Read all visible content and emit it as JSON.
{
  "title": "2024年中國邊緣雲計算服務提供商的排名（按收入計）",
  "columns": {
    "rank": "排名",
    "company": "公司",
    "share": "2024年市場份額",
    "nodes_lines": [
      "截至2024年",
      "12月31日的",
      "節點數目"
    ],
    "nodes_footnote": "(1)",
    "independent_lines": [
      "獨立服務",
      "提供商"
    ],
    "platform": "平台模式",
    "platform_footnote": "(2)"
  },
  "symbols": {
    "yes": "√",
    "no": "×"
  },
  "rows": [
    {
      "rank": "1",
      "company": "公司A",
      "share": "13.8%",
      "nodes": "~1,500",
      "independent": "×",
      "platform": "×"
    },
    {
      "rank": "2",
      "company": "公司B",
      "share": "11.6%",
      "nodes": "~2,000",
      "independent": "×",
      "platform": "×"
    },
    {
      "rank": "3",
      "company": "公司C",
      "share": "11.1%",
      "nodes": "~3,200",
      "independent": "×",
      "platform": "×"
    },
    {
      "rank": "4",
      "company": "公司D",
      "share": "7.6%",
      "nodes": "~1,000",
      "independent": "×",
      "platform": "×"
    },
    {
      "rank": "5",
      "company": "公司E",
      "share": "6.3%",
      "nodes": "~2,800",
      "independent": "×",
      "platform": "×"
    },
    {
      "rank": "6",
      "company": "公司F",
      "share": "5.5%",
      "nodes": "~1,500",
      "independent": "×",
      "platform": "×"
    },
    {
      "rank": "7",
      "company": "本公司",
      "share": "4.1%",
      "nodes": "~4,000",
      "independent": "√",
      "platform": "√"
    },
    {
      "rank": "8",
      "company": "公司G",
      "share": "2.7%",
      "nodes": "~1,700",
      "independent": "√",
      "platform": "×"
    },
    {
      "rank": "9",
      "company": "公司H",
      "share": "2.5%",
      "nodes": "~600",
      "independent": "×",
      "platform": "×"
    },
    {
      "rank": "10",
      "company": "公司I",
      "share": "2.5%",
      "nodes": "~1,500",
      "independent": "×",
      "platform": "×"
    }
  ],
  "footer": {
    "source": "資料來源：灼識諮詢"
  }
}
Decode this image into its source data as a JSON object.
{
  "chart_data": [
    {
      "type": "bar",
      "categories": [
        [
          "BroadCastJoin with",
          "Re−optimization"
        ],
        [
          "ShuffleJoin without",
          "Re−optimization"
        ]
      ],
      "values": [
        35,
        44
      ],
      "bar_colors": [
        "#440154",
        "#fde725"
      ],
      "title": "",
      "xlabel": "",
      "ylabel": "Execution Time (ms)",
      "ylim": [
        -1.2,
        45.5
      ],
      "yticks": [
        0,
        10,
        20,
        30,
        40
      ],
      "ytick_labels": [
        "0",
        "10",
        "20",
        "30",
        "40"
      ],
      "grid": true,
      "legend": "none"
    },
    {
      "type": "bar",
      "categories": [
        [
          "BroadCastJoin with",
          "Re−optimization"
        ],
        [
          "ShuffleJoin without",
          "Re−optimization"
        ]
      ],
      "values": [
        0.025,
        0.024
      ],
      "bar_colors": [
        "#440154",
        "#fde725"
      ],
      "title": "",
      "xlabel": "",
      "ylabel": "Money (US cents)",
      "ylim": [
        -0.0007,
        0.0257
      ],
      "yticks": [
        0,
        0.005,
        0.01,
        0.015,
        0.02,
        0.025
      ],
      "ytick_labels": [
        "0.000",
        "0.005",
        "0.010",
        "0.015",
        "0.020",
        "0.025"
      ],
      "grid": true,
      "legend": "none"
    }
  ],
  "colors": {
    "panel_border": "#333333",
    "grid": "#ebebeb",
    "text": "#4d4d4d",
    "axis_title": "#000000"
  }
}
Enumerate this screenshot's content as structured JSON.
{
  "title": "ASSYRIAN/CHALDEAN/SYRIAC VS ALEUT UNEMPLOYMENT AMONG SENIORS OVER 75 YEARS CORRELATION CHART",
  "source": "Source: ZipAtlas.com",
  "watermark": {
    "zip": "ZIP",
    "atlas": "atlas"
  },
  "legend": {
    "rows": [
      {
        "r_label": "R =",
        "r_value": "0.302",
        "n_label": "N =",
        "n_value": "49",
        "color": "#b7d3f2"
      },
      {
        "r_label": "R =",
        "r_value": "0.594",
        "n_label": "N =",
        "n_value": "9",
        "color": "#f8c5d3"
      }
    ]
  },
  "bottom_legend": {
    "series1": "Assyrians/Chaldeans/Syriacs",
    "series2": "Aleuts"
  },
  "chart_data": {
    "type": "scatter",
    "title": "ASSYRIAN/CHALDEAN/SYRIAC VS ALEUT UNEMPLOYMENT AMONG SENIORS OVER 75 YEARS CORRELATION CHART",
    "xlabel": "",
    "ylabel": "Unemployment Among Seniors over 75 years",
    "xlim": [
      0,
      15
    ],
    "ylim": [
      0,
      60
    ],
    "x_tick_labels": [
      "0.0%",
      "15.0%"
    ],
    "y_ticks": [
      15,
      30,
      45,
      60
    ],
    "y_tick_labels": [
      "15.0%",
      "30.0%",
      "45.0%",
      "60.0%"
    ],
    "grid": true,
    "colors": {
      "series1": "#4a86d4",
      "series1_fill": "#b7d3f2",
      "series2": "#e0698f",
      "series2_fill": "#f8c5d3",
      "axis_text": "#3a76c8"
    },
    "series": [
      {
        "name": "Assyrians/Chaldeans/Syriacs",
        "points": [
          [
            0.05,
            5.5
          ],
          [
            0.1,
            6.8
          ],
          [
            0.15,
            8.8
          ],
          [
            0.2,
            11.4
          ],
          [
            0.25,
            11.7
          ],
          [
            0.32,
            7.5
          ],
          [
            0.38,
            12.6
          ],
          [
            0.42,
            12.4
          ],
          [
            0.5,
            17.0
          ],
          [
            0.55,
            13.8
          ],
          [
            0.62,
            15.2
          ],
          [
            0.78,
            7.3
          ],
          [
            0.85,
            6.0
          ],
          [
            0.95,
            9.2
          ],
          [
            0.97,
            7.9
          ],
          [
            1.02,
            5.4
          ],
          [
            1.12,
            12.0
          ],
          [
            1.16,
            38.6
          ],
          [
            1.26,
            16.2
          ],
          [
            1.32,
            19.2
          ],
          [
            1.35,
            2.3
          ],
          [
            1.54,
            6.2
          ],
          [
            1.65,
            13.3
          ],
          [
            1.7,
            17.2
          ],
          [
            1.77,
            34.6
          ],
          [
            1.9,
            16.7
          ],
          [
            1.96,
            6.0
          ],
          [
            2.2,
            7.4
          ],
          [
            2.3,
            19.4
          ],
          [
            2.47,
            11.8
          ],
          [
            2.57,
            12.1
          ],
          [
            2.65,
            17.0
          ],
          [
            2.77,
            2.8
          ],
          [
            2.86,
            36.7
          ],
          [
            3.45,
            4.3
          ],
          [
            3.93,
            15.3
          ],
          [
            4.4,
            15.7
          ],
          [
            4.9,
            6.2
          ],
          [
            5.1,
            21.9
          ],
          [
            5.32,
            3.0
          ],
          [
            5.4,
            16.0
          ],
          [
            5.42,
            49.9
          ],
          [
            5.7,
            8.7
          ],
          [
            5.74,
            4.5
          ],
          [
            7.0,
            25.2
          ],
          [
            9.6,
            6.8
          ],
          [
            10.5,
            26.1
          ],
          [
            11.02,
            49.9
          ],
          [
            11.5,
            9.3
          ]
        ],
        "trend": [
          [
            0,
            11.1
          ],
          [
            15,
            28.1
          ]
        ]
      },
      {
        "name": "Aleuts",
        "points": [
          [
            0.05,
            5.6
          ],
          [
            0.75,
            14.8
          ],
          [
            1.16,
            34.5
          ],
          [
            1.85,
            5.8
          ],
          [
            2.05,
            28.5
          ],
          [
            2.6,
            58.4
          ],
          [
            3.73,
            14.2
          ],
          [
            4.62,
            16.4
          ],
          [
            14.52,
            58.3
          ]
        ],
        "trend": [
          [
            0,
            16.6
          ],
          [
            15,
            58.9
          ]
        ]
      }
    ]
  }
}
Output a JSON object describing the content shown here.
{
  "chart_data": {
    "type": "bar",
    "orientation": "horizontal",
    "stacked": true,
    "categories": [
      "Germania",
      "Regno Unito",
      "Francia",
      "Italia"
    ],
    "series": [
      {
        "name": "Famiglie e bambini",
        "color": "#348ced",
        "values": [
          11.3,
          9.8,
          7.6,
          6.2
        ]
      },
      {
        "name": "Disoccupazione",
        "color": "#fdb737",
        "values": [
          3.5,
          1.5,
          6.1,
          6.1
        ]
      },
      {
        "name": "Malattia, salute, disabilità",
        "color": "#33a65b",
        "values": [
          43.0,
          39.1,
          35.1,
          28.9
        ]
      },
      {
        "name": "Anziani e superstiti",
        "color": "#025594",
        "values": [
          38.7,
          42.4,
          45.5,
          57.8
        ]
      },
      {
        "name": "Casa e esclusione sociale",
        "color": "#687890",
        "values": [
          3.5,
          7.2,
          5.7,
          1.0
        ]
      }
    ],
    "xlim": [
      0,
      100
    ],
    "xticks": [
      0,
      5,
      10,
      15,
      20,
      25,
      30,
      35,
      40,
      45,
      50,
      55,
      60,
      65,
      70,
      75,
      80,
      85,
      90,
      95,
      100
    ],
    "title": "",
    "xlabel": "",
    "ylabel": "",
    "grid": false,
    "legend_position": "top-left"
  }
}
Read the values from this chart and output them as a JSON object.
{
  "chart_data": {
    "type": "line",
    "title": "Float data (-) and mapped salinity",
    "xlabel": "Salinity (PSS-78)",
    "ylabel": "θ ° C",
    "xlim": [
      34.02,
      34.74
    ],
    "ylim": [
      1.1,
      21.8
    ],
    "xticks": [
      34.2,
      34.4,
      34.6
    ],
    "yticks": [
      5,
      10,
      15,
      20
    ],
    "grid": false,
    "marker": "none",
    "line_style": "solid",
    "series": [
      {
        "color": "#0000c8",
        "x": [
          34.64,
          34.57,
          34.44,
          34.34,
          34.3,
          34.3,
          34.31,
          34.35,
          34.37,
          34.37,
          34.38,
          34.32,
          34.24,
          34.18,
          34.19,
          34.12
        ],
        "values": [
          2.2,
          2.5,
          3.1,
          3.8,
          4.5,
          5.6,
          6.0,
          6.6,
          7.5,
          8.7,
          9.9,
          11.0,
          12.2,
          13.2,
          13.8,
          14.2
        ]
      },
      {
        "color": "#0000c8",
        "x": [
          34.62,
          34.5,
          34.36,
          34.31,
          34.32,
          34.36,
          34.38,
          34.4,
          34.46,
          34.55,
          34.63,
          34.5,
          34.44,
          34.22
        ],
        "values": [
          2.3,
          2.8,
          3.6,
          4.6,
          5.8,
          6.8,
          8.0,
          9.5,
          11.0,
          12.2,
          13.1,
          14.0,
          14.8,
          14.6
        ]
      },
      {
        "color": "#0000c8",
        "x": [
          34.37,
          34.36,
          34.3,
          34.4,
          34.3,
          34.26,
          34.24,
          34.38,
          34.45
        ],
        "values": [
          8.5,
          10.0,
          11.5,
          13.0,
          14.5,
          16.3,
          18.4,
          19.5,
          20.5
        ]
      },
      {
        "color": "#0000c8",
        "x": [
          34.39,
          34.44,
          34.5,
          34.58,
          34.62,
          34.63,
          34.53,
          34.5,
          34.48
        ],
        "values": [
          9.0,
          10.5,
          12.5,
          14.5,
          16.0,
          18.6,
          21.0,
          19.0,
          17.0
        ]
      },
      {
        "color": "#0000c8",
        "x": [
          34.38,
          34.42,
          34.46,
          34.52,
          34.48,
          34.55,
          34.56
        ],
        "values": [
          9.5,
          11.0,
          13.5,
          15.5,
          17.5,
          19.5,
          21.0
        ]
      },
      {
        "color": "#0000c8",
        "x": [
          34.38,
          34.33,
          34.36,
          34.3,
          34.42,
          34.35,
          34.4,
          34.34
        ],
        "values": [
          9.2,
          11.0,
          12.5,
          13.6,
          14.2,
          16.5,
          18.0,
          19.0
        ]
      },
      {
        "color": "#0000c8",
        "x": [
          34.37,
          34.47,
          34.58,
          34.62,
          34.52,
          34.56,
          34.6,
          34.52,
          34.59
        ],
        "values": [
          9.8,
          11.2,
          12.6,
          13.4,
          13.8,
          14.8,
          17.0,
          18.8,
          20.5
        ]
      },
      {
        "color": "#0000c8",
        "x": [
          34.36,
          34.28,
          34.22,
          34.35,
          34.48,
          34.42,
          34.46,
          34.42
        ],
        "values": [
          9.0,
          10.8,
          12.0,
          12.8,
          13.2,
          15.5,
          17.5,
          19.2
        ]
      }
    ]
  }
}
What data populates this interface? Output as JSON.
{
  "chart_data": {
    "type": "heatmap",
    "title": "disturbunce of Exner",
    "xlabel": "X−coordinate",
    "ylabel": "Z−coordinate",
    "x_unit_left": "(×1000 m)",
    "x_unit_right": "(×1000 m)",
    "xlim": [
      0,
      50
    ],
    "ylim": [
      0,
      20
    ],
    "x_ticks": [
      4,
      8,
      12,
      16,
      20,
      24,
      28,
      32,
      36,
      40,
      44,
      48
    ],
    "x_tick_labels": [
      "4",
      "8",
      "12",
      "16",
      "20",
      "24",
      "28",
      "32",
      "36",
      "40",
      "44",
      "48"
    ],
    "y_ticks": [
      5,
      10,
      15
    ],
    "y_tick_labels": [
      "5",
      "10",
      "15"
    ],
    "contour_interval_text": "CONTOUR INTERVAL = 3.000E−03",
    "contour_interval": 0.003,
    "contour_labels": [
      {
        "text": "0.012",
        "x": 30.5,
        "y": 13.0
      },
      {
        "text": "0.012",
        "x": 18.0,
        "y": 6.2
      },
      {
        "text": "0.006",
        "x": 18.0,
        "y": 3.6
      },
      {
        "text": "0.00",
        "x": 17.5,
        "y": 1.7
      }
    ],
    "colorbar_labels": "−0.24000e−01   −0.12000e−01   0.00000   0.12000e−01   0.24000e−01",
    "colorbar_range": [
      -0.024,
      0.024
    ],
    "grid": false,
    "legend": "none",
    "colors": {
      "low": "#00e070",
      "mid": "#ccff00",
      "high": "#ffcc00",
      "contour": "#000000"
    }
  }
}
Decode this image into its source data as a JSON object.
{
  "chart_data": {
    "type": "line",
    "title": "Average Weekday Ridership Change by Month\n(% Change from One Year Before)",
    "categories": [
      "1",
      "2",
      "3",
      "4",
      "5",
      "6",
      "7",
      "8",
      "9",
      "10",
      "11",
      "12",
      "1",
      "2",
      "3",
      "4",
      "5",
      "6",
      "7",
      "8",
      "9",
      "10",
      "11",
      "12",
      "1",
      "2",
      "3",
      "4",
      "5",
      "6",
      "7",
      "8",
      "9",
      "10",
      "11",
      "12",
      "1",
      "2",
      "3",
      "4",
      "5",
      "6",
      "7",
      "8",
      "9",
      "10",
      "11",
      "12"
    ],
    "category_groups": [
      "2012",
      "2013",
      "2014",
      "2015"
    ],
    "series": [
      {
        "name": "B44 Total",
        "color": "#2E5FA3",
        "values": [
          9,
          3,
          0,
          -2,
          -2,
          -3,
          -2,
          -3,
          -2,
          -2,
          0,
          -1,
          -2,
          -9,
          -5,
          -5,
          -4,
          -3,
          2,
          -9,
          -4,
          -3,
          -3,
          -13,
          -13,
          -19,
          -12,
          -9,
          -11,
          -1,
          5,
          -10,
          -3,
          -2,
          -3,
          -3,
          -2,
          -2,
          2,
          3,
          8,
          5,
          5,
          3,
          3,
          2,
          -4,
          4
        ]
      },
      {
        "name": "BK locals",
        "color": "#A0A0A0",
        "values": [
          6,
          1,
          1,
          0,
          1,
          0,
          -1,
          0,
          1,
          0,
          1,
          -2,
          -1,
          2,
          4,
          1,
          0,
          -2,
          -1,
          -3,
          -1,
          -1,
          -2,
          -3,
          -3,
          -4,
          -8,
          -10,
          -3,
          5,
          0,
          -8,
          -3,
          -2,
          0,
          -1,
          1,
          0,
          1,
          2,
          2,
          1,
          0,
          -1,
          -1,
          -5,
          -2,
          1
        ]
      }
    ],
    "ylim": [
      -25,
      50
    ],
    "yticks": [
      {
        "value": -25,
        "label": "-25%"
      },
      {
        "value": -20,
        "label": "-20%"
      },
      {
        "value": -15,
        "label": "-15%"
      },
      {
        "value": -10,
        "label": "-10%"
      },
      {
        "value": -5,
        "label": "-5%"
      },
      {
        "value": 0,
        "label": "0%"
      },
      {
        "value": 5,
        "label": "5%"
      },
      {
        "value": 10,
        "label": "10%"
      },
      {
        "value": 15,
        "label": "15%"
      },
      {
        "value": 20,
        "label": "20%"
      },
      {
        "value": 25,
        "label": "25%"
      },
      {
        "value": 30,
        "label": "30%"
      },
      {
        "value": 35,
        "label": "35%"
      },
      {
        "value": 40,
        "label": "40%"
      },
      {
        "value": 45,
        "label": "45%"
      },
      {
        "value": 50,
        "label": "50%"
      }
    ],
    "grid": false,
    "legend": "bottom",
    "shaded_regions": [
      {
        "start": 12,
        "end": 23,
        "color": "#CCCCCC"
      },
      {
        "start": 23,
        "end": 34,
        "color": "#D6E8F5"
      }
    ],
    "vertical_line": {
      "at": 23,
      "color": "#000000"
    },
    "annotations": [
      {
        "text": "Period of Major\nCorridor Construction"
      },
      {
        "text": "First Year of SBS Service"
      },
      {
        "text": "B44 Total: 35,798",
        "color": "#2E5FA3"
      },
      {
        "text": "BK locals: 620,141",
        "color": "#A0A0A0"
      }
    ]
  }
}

=-=-=

**What is expected**
Copy out every line of the data that includes "CORRELATION".

**Finished answer**
  "title": "ASSYRIAN/CHALDEAN/SYRIAC VS ALEUT UNEMPLOYMENT AMONG SENIORS OVER 75 YEARS CORRELATION CHART",
    "title": "ASSYRIAN/CHALDEAN/SYRIAC VS ALEUT UNEMPLOYMENT AMONG SENIORS OVER 75 YEARS CORRELATION CHART",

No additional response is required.